What needs to be done
Pictures do not belong in the copy; restate the records below word for word.

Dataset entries
BEGIN
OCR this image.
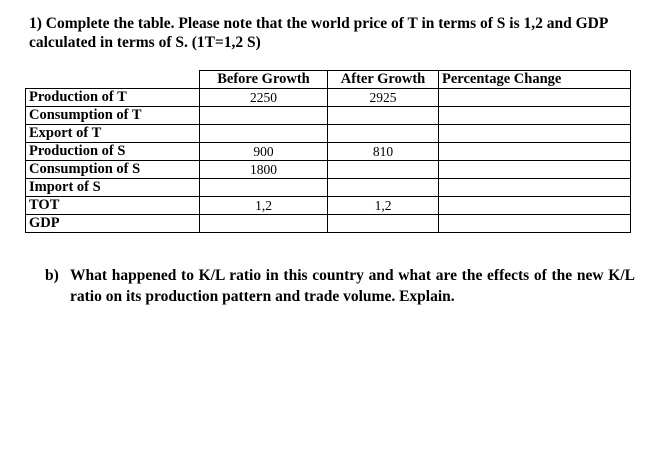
1) Complete the table. Please note that the world price of T in terms of S is 1,2 and GDP
calculated in terms of S. (1T=1,2 S)
	Before Growth	After Growth	Percentage Change
Production of T	2250	2925	
Consumption of T			
Export of T			
Production of S	900	810	
Consumption of S	1800		
Import of S			
TOT	1,2	1,2	
GDP			
b) What happened to K/L ratio in this country and what are the effects of the new K/L ratio on its production pattern and trade volume. Explain.
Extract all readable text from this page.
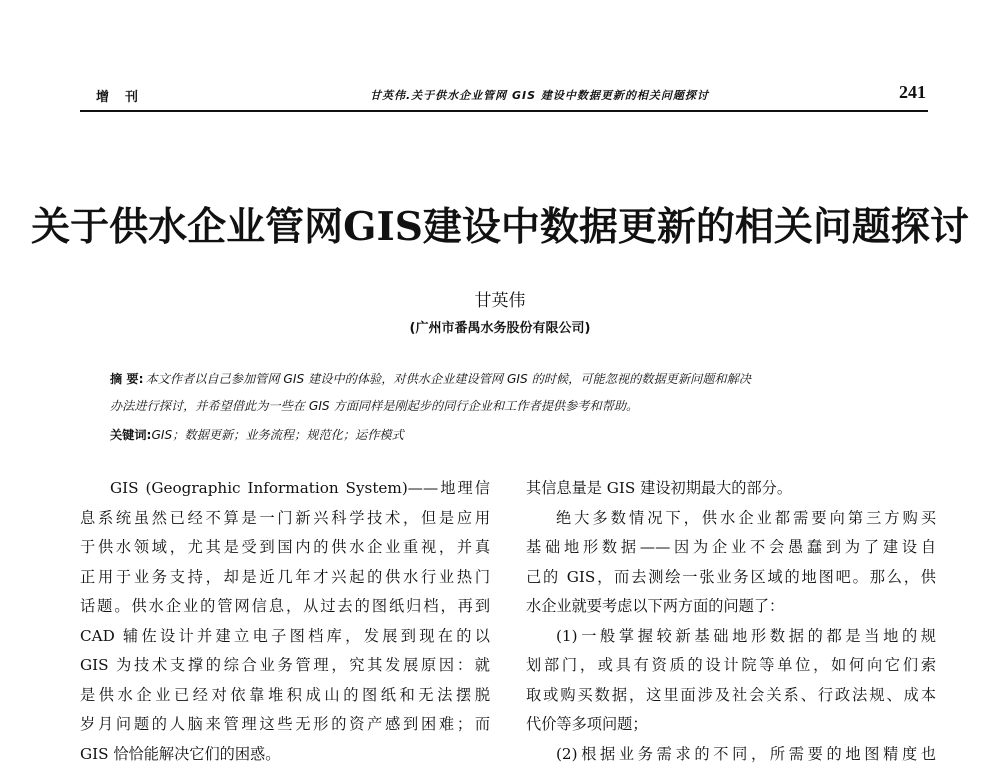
增刊	甘英伟.关于供水企业管网 GIS 建设中数据更新的相关问题探讨	241
关于供水企业管网GIS建设中数据更新的相关问题探讨
甘英伟
(广州市番禺水务股份有限公司)
摘 要: 本文作者以自己参加管网 GIS 建设中的体验，对供水企业建设管网 GIS 的时候，可能忽视的数据更新问题和解决
办法进行探讨，并希望借此为一些在 GIS 方面同样是刚起步的同行企业和工作者提供参考和帮助。
关键词:GIS；数据更新；业务流程；规范化；运作模式
GIS (Geographic Information System)——地理信
息系统虽然已经不算是一门新兴科学技术，但是应用
于供水领域，尤其是受到国内的供水企业重视，并真
正用于业务支持，却是近几年才兴起的供水行业热门
话题。供水企业的管网信息，从过去的图纸归档，再到
CAD 辅佐设计并建立电子图档库，发展到现在的以
GIS 为技术支撑的综合业务管理，究其发展原因：就
是供水企业已经对依靠堆积成山的图纸和无法摆脱
岁月问题的人脑来管理这些无形的资产感到困难；而
GIS 恰恰能解决它们的困惑。
其信息量是 GIS 建设初期最大的部分。
绝大多数情况下，供水企业都需要向第三方购买
基础地形数据——因为企业不会愚蠢到为了建设自
己的 GIS，而去测绘一张业务区域的地图吧。那么，供
水企业就要考虑以下两方面的问题了：
(1)一般掌握较新基础地形数据的都是当地的规
划部门，或具有资质的设计院等单位，如何向它们索
取或购买数据，这里面涉及社会关系、行政法规、成本
代价等多项问题；
(2)根据业务需求的不同，所需要的地图精度也
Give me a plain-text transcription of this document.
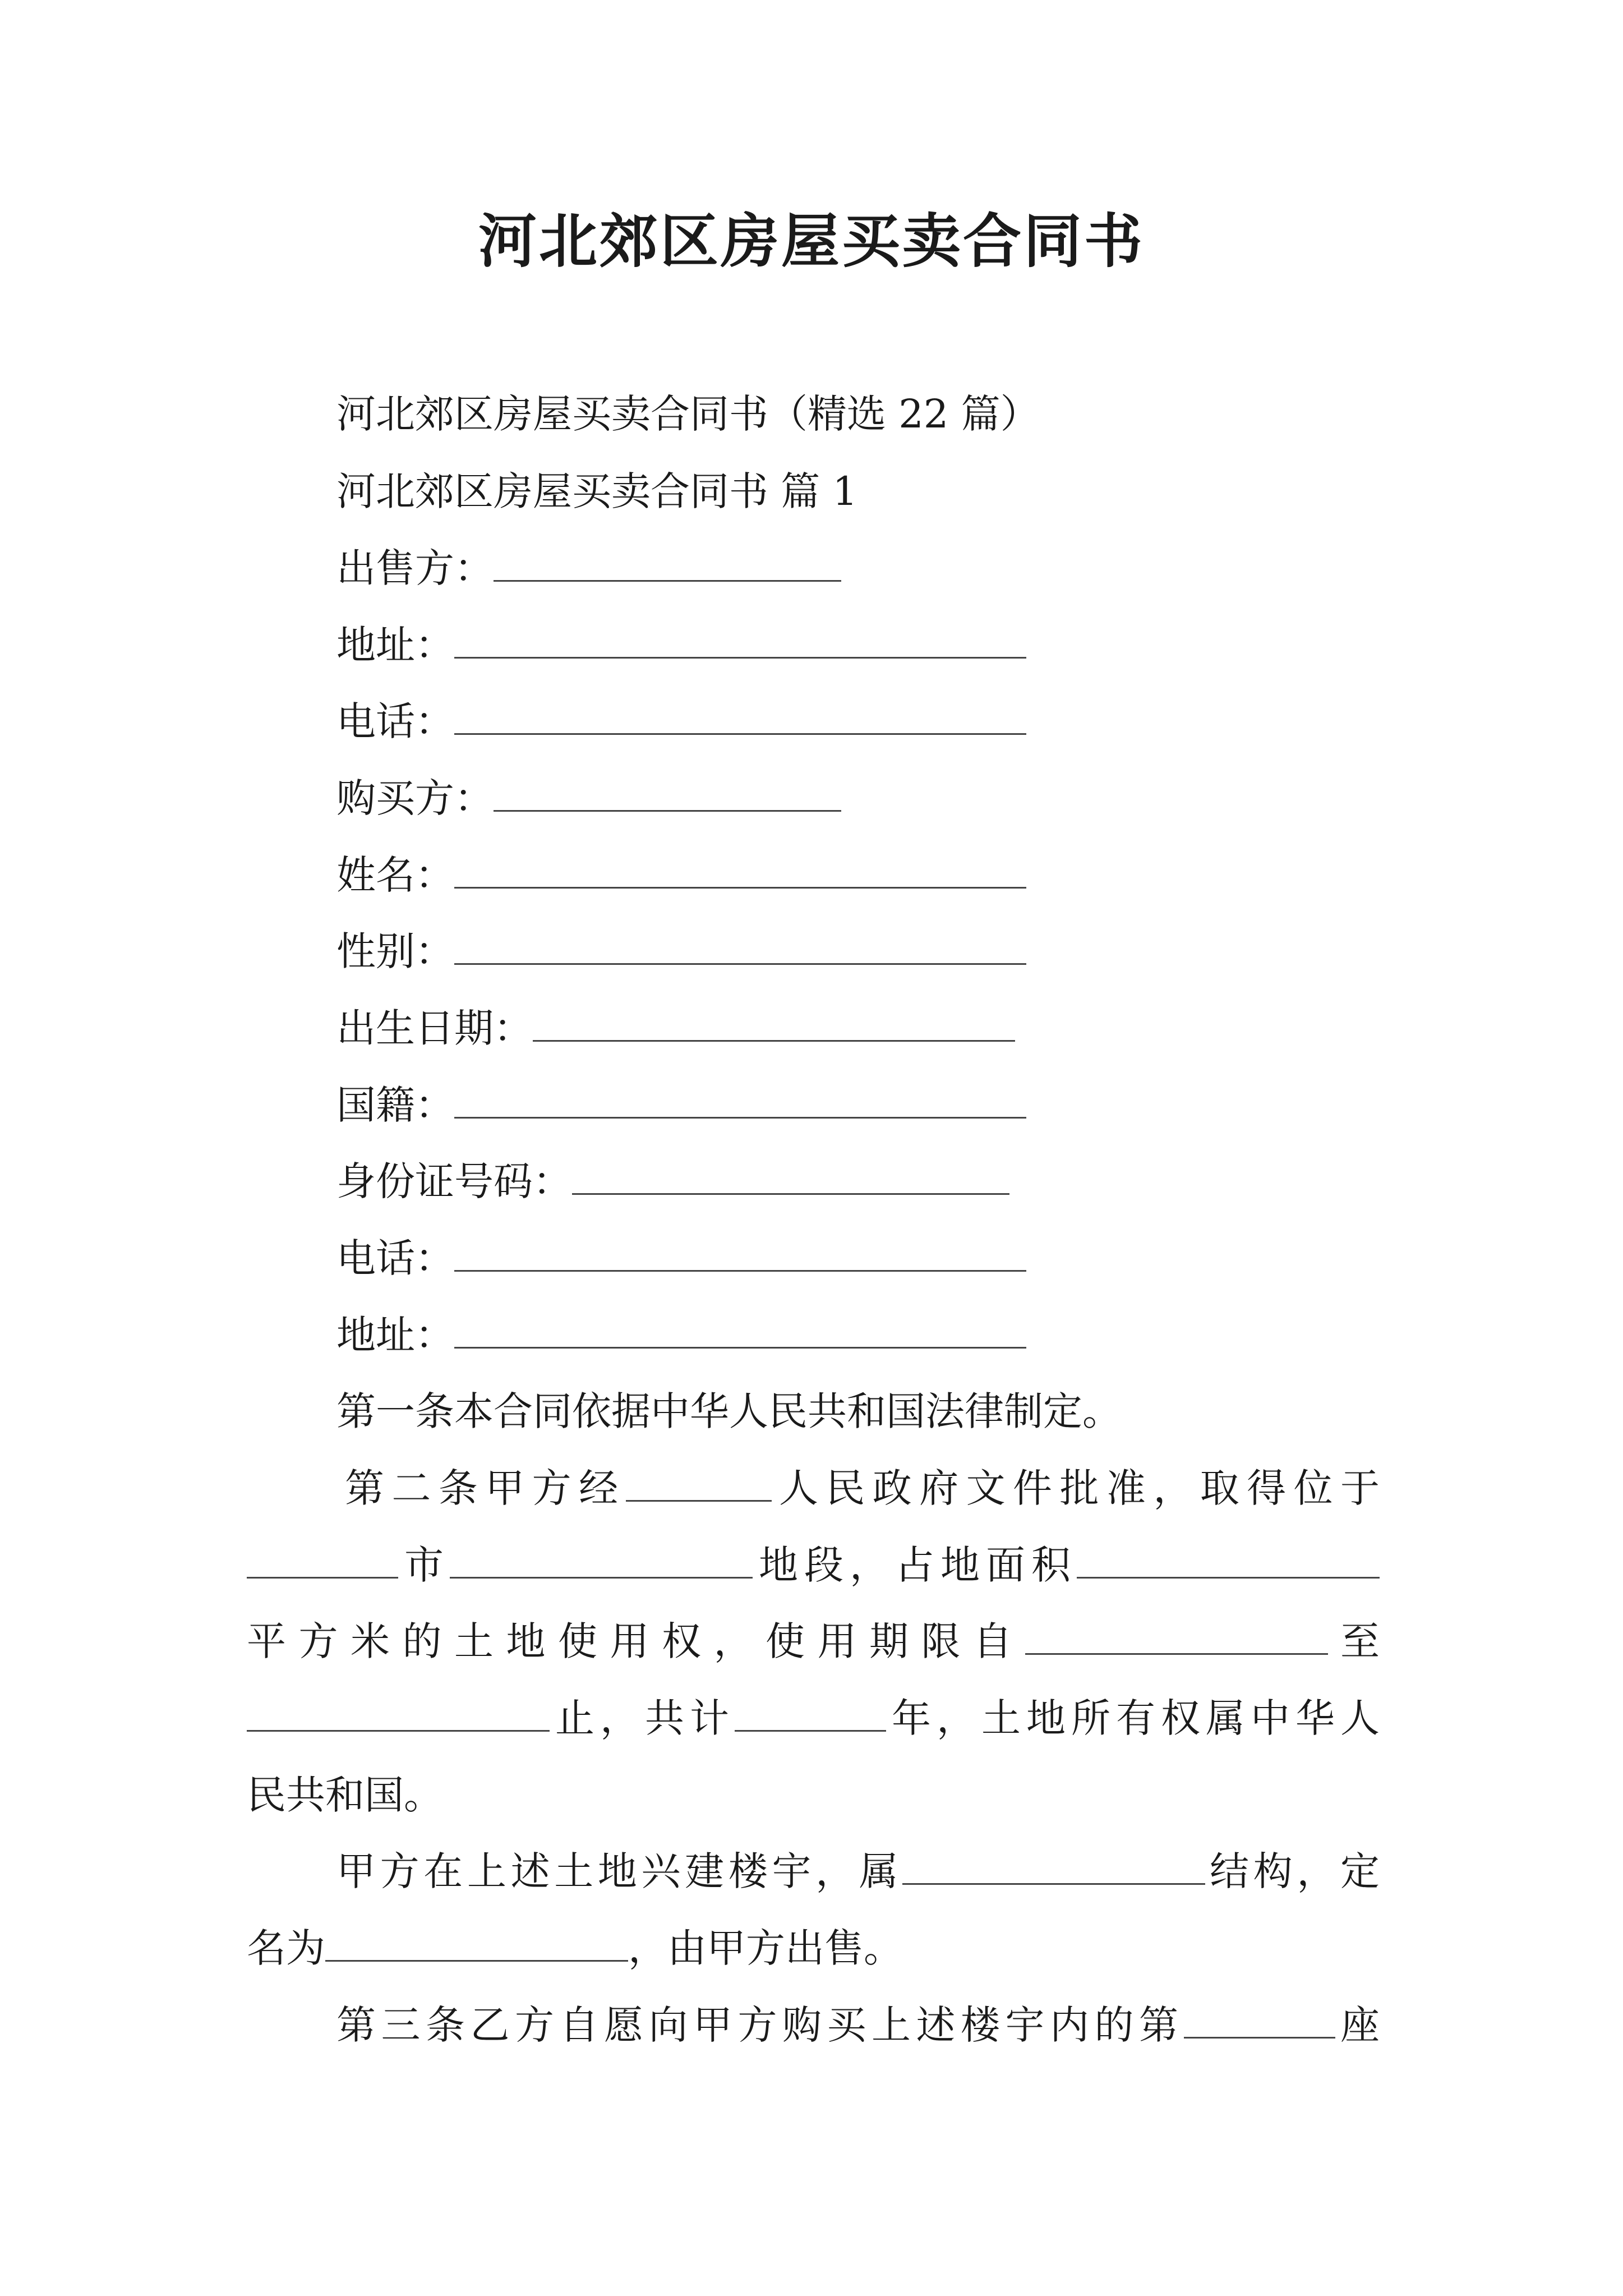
河北郊区房屋买卖合同书
河北郊区房屋买卖合同书（精选 22 篇）
河北郊区房屋买卖合同书 篇 1
出售方：
地址：
电话：
购买方：
姓名：
性别：
出生日期：
国籍：
身份证号码：
电话：
地址：
第一条本合同依据中华人民共和国法律制定。
第二条甲方经	人民政府文件批准，取得位于
市	地段，占地面积
平方米的土地使用权，使用期限自	至
止，共计	年，土地所有权属中华人
民共和国。
甲方在上述土地兴建楼宇，属	结构，定
名为	，由甲方出售。
第三条乙方自愿向甲方购买上述楼宇内的第	座
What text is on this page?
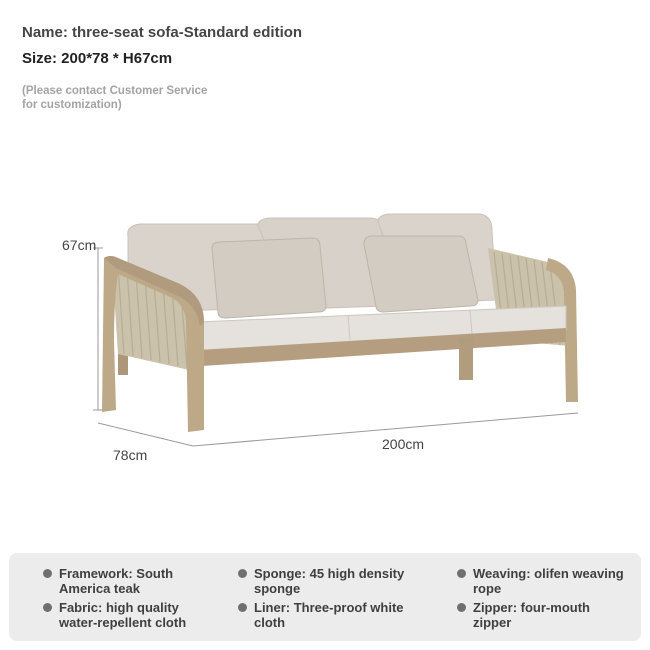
Name: three-seat sofa-Standard edition

Size: 200*78 * H67cm

(Please contact Customer Service for customization)
67cm
78cm
200cm
Framework: South America teak
Sponge: 45 high density sponge
Weaving: olifen weaving rope
Fabric: high quality water-repellent cloth
Liner: Three-proof white cloth
Zipper: four-mouth zipper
END
Solution below
OCR this image.
1) Complete the table. Please note that the world price of T in terms of S is 1,2 and GDP
calculated in terms of S. (1T=1,2 S)
	Before Growth	After Growth	Percentage Change
Production of T	2250	2925	
Consumption of T			
Export of T			
Production of S	900	810	
Consumption of S	1800		
Import of S			
TOT	1,2	1,2	
GDP			
b) What happened to K/L ratio in this country and what are the effects of the new K/L ratio on its production pattern and trade volume. Explain.
Extract all readable text from this page.
增刊	甘英伟.关于供水企业管网 GIS 建设中数据更新的相关问题探讨	241
关于供水企业管网GIS建设中数据更新的相关问题探讨
甘英伟
(广州市番禺水务股份有限公司)
摘 要: 本文作者以自己参加管网 GIS 建设中的体验，对供水企业建设管网 GIS 的时候，可能忽视的数据更新问题和解决
办法进行探讨，并希望借此为一些在 GIS 方面同样是刚起步的同行企业和工作者提供参考和帮助。
关键词:GIS；数据更新；业务流程；规范化；运作模式
GIS (Geographic Information System)——地理信
息系统虽然已经不算是一门新兴科学技术，但是应用
于供水领域，尤其是受到国内的供水企业重视，并真
正用于业务支持，却是近几年才兴起的供水行业热门
话题。供水企业的管网信息，从过去的图纸归档，再到
CAD 辅佐设计并建立电子图档库，发展到现在的以
GIS 为技术支撑的综合业务管理，究其发展原因：就
是供水企业已经对依靠堆积成山的图纸和无法摆脱
岁月问题的人脑来管理这些无形的资产感到困难；而
GIS 恰恰能解决它们的困惑。
其信息量是 GIS 建设初期最大的部分。
绝大多数情况下，供水企业都需要向第三方购买
基础地形数据——因为企业不会愚蠢到为了建设自
己的 GIS，而去测绘一张业务区域的地图吧。那么，供
水企业就要考虑以下两方面的问题了：
(1)一般掌握较新基础地形数据的都是当地的规
划部门，或具有资质的设计院等单位，如何向它们索
取或购买数据，这里面涉及社会关系、行政法规、成本
代价等多项问题；
(2)根据业务需求的不同，所需要的地图精度也
Give me a plain-text transcription of this document.
河北郊区房屋买卖合同书
河北郊区房屋买卖合同书（精选 22 篇）
河北郊区房屋买卖合同书 篇 1
出售方：
地址：
电话：
购买方：
姓名：
性别：
出生日期：
国籍：
身份证号码：
电话：
地址：
第一条本合同依据中华人民共和国法律制定。
第二条甲方经	人民政府文件批准，取得位于
市	地段，占地面积
平方米的土地使用权，使用期限自	至
止，共计	年，土地所有权属中华人
民共和国。
甲方在上述土地兴建楼宇，属	结构，定
名为	，由甲方出售。
第三条乙方自愿向甲方购买上述楼宇内的第	座
What text is on this page?
Name: three-seat sofa-Standard edition

Size: 200*78 * H67cm

(Please contact Customer Service for customization)
67cm
78cm
200cm
Framework: South America teak
Sponge: 45 high density sponge
Weaving: olifen weaving rope
Fabric: high quality water-repellent cloth
Liner: Three-proof white cloth
Zipper: four-mouth zipper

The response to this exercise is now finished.